Tugas yang Dikerjakan »
• a. Ketik ulang bagian kutipan di bawah ini, mulai dari "Telepon saya berdering" dan terus sampai "yang menusuk kulitnya.", tanpa mengubah satu huruf pun.
• b. Menurut kutipan di bawah ini, apa permintaan aneh yang disampaikan Peyang?

Telepon saya berdering sebagai penyambut pagi di Jogja. Cukup mengagetkan karena sepagi itu ada telepon dari seorang sahabat yang sedang tergolek di ruang isolasi IGD. Hati saya was-was, menyiapkan telinga untuk berita terburuk.
“Halo, Ndul. Sori aku tidak bisa ikut reuni. Padahal aku pengen sekali ikut, bisa ketawa dan hura-hura bareng. Aku juga pengen ketemu teman-teman untuk mengucapkan terima kasih karena aku sudah dibantu saat ambruk di rumah sakit tempo hari. Aku pengen ikut reuni karena aku kangen pisuhanmu (makianmu), Ndul,” kata Peyang, sahabat saya dengan terbata-bata sambil tergolek di tempat tidur rumah sakit, karena jantungnya error, paru-parunya terendam cairan, dan selang-selang infus dan oksigen yang menusuk kulitnya.
Mendengar suara hati di ujung telepon itu perasaan saya campur aduk. Senang karena dia masih hidup karena masih bisa telepon. Prihatin karena memang dia ambruk total karena kondisinya lumayan kritis. Kaget karena dia punya permintaannya yang aneh. Dia hanya ingin dimaki-maki. “Jangan-jangan ini permintaan terakhir,” sempat terlintas di benak saya.

Informasi yang Ditampilkan »

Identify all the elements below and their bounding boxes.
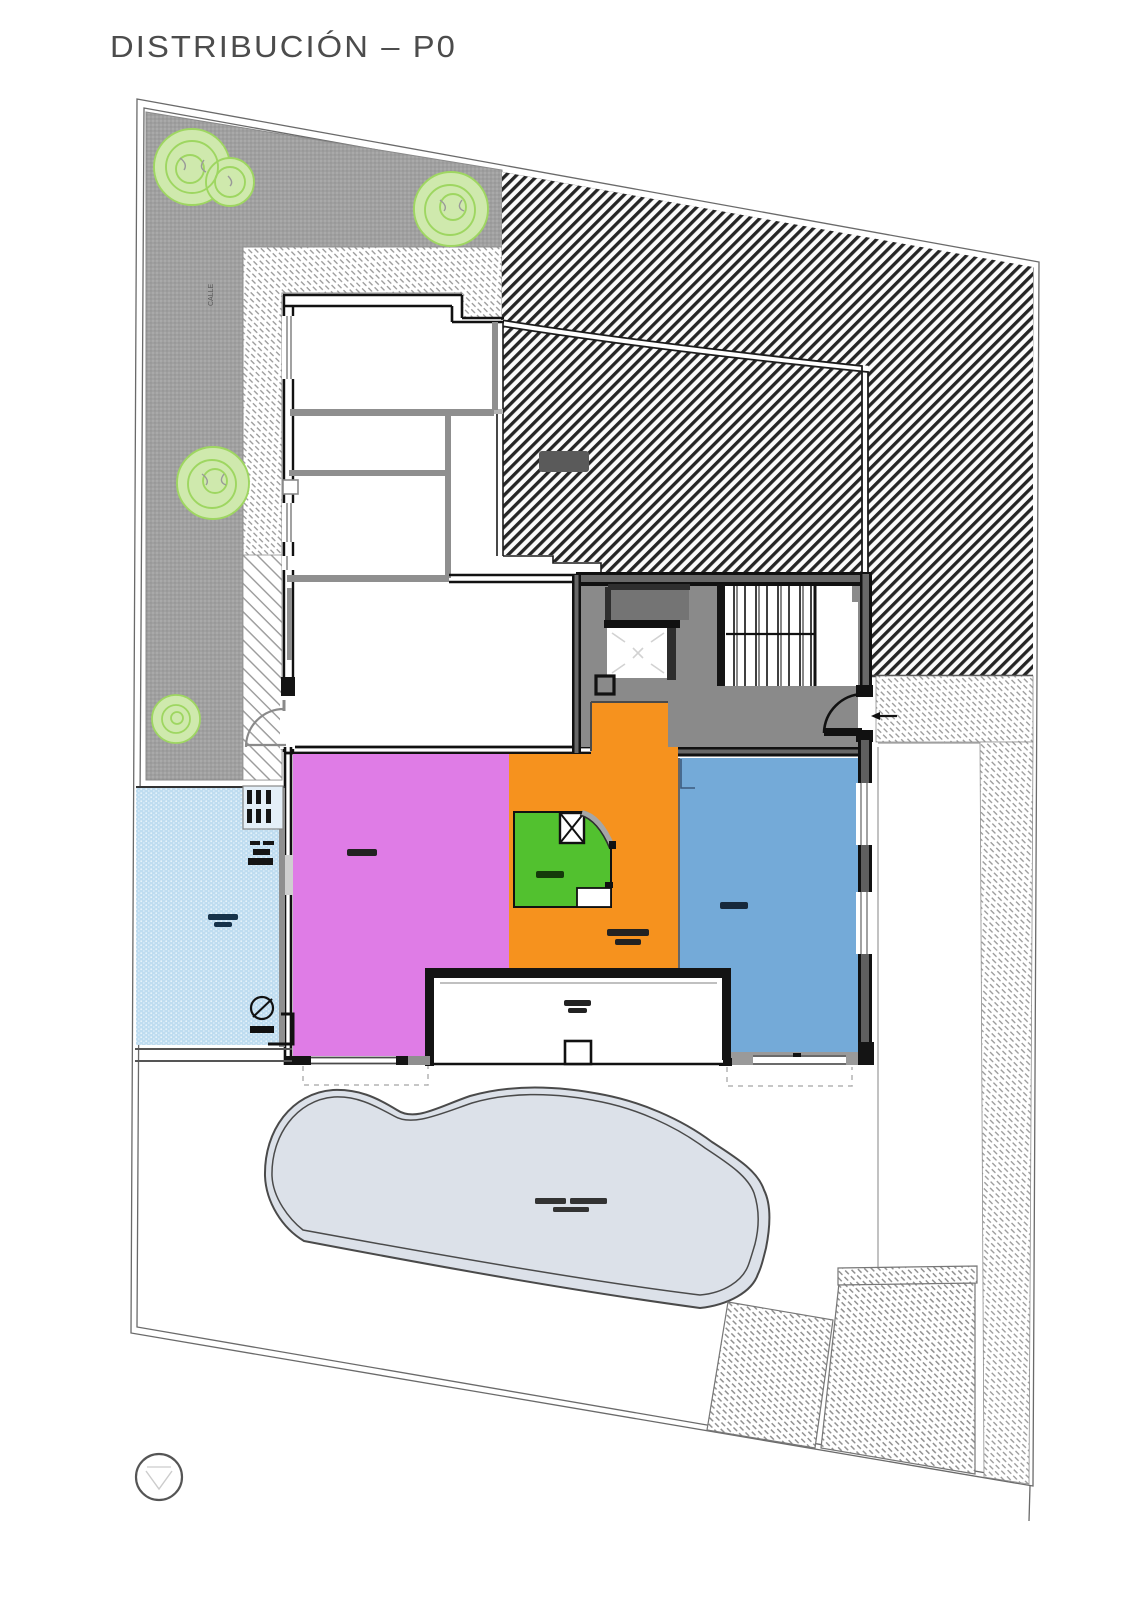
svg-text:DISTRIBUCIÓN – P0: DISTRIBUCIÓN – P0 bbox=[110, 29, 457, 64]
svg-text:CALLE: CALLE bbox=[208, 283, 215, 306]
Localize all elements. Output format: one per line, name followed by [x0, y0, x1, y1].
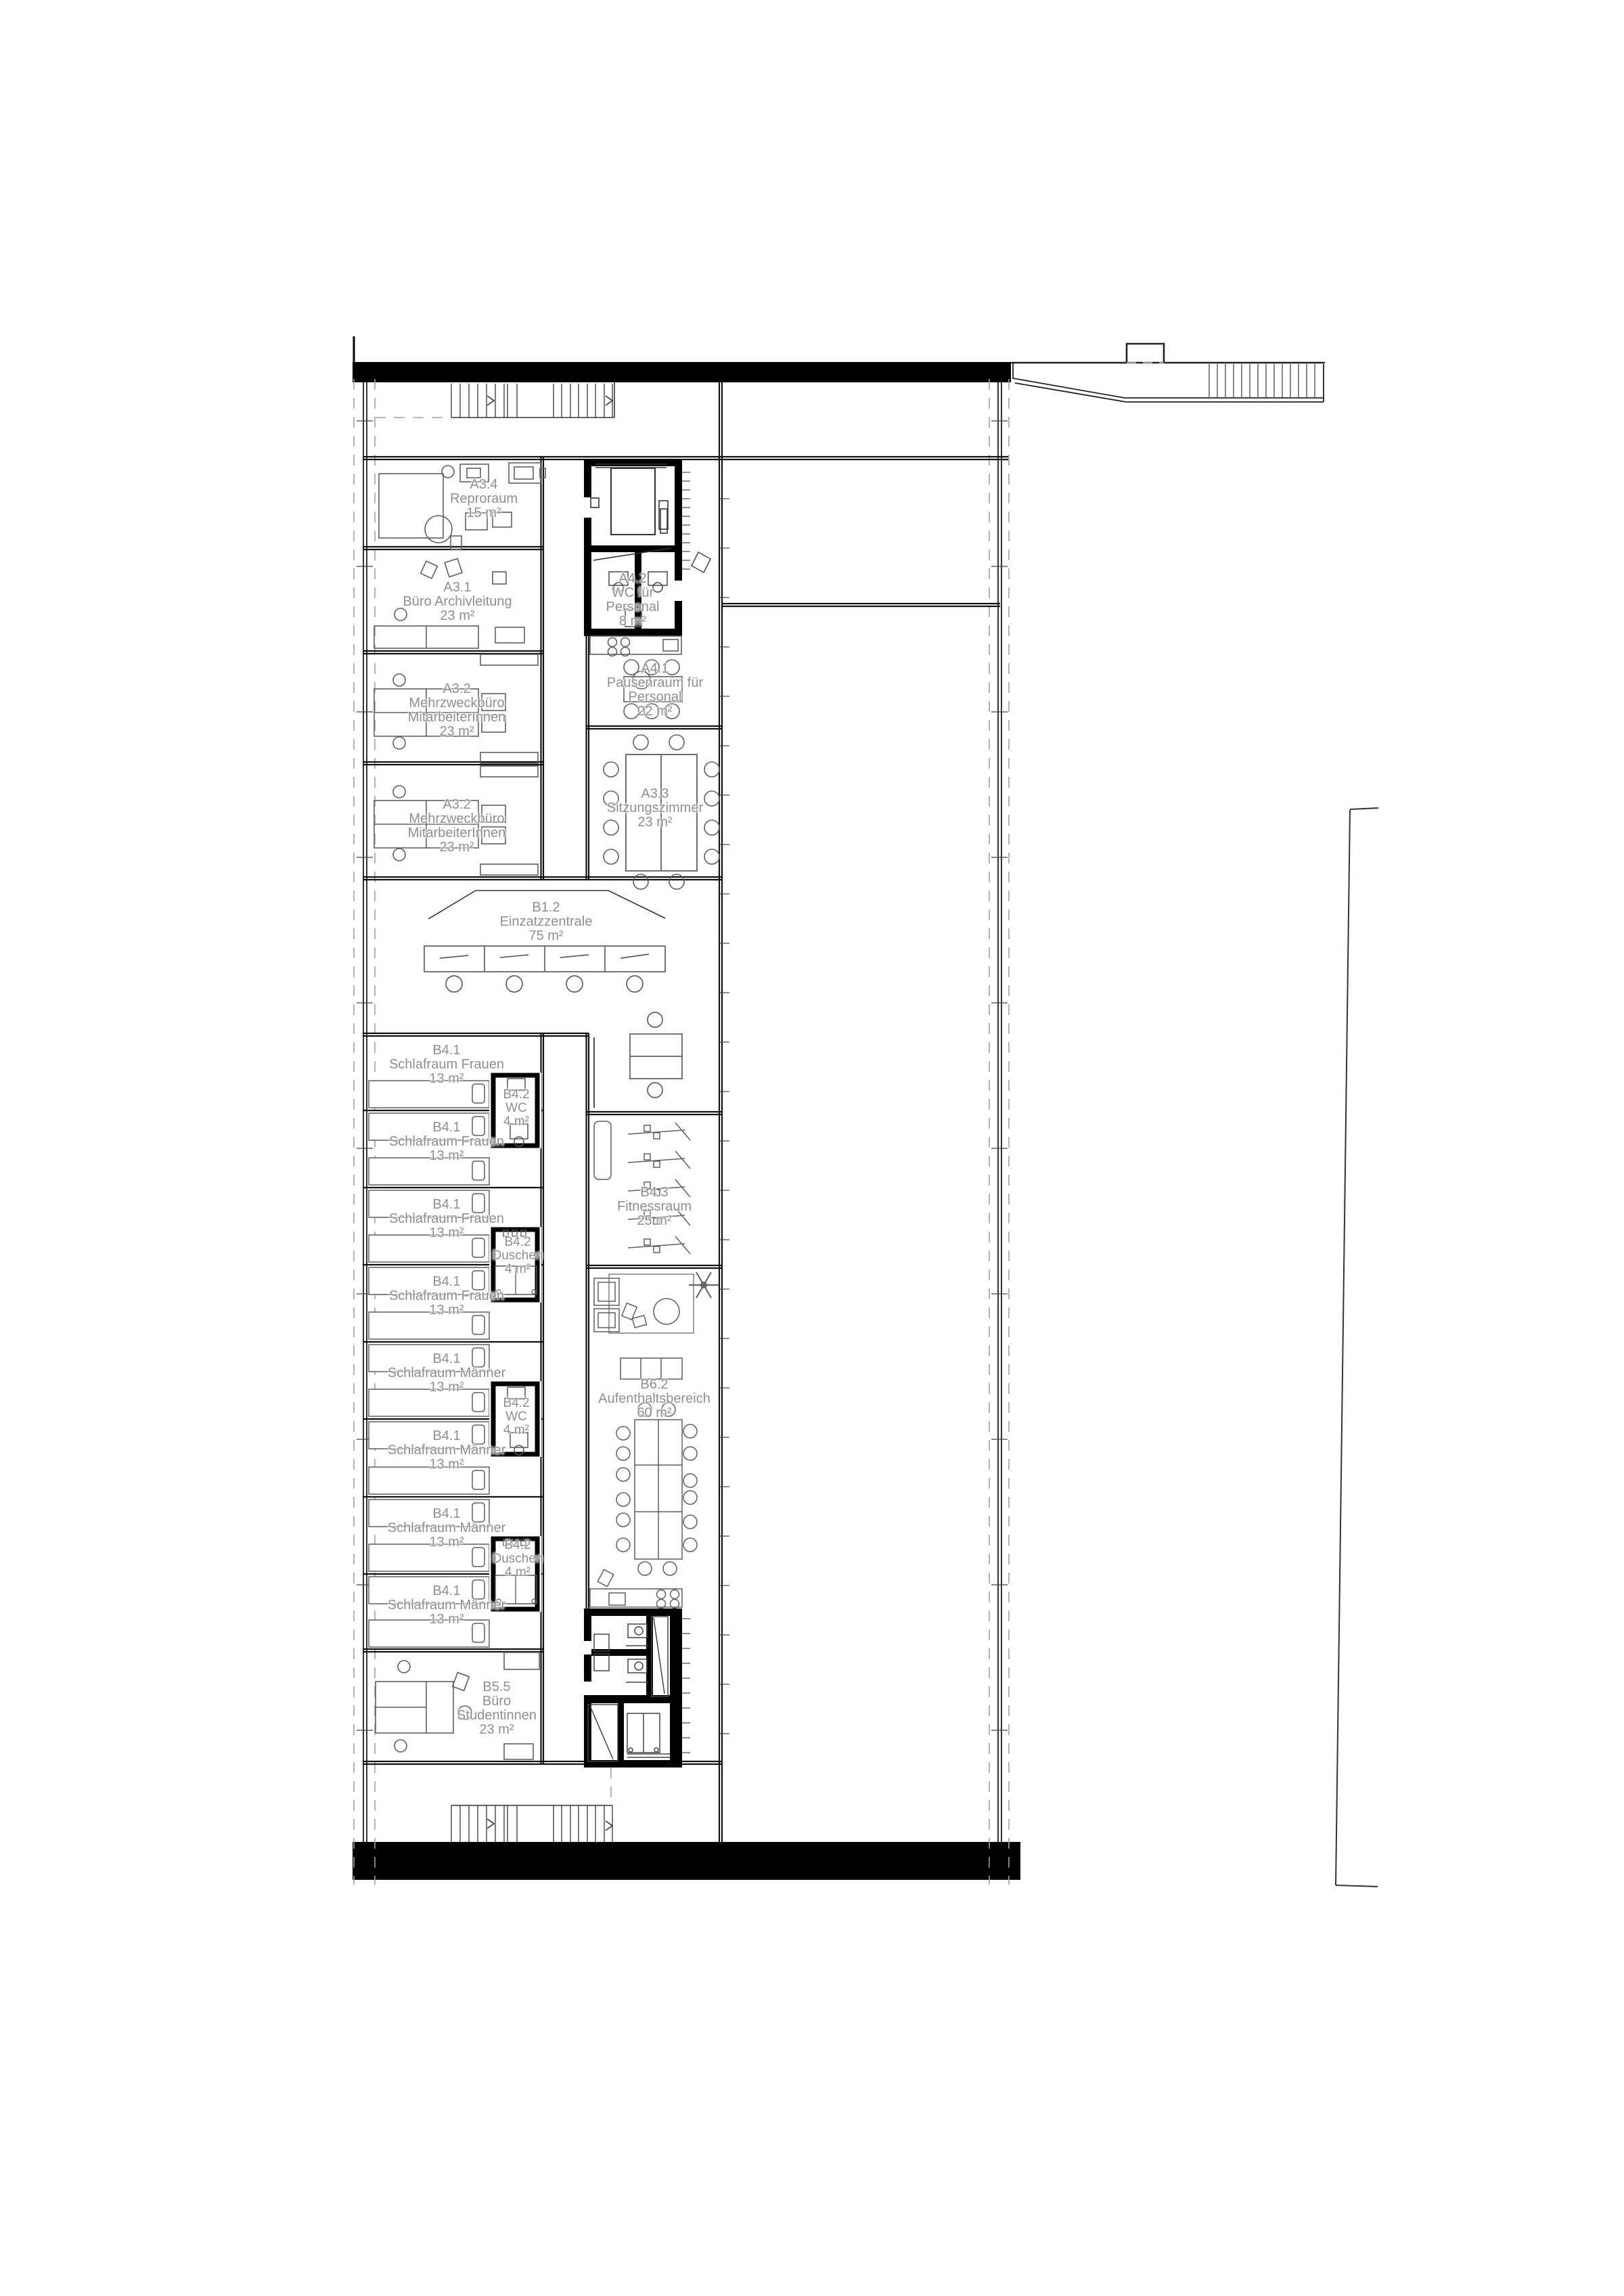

---

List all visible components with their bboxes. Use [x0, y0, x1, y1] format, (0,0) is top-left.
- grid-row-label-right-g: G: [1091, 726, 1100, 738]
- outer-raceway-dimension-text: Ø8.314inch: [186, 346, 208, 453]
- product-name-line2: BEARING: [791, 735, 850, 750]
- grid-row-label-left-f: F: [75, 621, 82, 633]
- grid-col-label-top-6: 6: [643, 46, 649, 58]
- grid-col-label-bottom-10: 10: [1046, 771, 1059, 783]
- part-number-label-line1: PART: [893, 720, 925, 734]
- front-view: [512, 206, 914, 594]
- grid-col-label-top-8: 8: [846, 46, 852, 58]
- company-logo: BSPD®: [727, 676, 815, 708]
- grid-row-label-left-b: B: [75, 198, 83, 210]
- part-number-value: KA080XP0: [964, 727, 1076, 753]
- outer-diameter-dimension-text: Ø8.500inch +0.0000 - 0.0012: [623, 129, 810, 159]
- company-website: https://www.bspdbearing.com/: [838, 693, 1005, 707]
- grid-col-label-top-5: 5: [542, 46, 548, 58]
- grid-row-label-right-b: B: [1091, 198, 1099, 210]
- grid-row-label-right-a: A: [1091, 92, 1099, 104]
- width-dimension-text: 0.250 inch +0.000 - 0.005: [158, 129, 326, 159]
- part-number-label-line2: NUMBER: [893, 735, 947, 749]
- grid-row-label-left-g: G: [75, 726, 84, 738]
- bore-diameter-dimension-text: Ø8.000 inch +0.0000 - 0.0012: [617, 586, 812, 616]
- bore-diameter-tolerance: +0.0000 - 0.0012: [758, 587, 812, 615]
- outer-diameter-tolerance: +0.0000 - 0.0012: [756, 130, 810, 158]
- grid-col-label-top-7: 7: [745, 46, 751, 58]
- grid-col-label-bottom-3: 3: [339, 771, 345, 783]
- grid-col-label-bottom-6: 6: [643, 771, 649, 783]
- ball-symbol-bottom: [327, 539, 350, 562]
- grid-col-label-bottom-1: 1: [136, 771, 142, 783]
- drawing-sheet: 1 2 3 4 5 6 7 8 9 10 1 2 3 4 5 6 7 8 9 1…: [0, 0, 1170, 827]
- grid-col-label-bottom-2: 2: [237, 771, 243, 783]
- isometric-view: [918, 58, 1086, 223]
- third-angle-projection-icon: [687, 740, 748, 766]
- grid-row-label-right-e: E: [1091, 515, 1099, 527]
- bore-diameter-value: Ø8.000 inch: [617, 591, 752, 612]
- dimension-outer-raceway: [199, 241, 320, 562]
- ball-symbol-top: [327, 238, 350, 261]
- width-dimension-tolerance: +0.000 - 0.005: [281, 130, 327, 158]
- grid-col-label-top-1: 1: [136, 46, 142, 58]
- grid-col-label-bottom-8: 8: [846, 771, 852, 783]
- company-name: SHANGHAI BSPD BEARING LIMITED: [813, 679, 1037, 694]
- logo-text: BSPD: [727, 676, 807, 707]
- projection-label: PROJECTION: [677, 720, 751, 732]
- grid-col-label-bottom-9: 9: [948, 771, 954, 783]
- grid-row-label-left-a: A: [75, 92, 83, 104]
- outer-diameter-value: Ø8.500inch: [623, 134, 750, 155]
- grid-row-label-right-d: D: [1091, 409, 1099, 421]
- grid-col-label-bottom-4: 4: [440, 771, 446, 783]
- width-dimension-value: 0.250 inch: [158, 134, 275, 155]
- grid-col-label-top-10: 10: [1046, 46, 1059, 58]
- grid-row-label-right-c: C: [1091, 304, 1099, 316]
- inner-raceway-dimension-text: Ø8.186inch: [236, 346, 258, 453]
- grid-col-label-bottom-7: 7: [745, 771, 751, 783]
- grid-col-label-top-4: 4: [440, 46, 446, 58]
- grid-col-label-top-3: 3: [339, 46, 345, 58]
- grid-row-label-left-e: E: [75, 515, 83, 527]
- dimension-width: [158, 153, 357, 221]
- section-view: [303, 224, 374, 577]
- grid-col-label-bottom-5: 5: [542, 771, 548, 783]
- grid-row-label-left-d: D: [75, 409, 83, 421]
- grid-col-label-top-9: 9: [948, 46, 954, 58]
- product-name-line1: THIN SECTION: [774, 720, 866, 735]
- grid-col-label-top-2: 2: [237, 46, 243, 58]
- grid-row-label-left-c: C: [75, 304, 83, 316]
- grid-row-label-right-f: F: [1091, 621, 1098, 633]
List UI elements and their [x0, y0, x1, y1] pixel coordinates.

Jawaban »
• a.
Telepon saya berdering sebagai penyambut pagi di Jogja. Cukup mengagetkan karena sepagi itu ada telepon dari seorang sahabat yang sedang tergolek di ruang isolasi IGD. Hati saya was-was, menyiapkan telinga untuk berita terburuk.
“Halo, Ndul. Sori aku tidak bisa ikut reuni. Padahal aku pengen sekali ikut, bisa ketawa dan hura-hura bareng. Aku juga pengen ketemu teman-teman untuk mengucapkan terima kasih karena aku sudah dibantu saat ambruk di rumah sakit tempo hari. Aku pengen ikut reuni karena aku kangen pisuhanmu (makianmu), Ndul,” kata Peyang, sahabat saya dengan terbata-bata sambil tergolek di tempat tidur rumah sakit, karena jantungnya error, paru-parunya terendam cairan, dan selang-selang infus dan oksigen yang menusuk kulitnya.

• b. Peyang hanya ingin dimaki-maki.